Start of INPUT RECORDS
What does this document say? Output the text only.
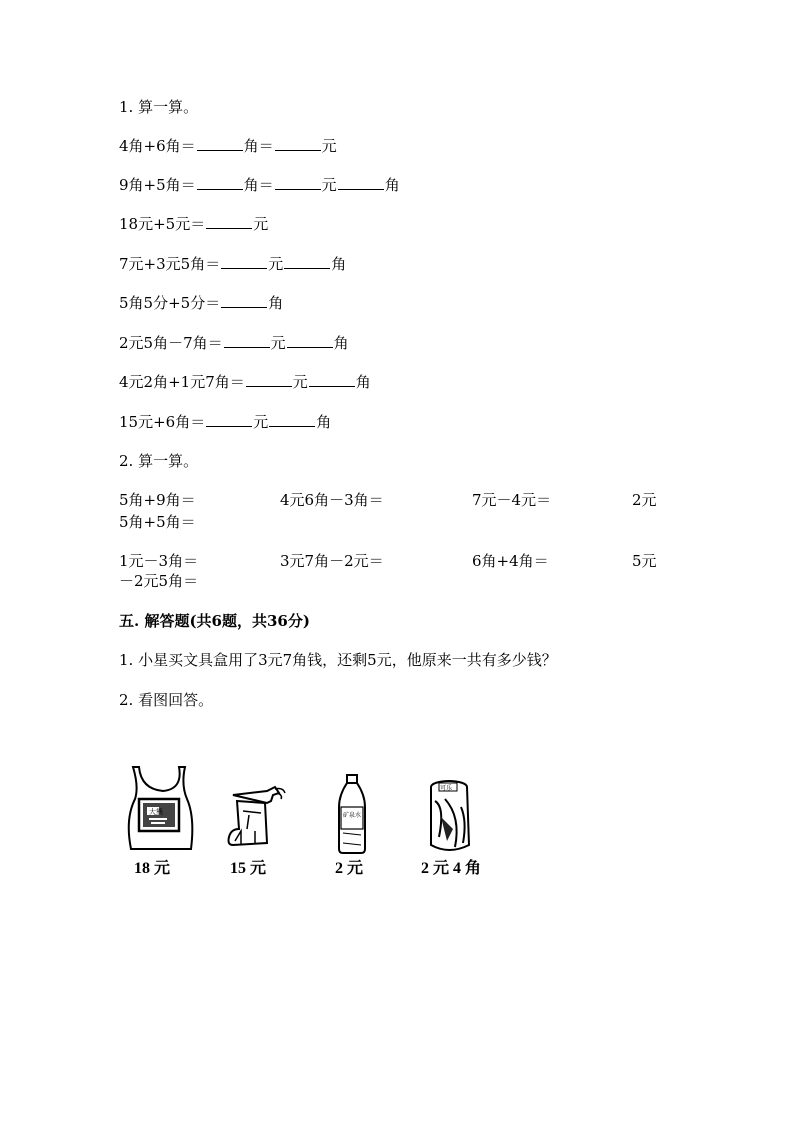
1. 算一算。
4角+6角＝	角＝	元
9角+5角＝	角＝	元	角
18元+5元＝	元
7元+3元5角＝	元	角
5角5分+5分＝	角
2元5角－7角＝	元	角
4元2角+1元7角＝	元	角
15元+6角＝	元	角
2. 算一算。
5角+9角＝	4元6角－3角＝	7元－4元＝	2元
5角+5角＝
1元－3角＝	3元7角－2元＝	6角+4角＝	5元
－2元5角＝
五. 解答题(共6题，共36分)
1. 小星买文具盒用了3元7角钱，还剩5元，他原来一共有多少钱？
2. 看图回答。
大熊
18 元	15 元
矿泉水
2 元
可乐
2 元 4 角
End of INPUT RECORDS
PROBLEM REQUIREMENTS
Write out the listing word for word, omitting the pictures it holds.

RESULT
What does this document say? Output the text only.
1. 算一算。
4角+6角＝	角＝	元
9角+5角＝	角＝	元	角
18元+5元＝	元
7元+3元5角＝	元	角
5角5分+5分＝	角
2元5角－7角＝	元	角
4元2角+1元7角＝	元	角
15元+6角＝	元	角
2. 算一算。
5角+9角＝	4元6角－3角＝	7元－4元＝	2元
5角+5角＝
1元－3角＝	3元7角－2元＝	6角+4角＝	5元
－2元5角＝
五. 解答题(共6题，共36分)
1. 小星买文具盒用了3元7角钱，还剩5元，他原来一共有多少钱？
2. 看图回答。
大熊
18 元	15 元
矿泉水
2 元
可乐
2 元 4 角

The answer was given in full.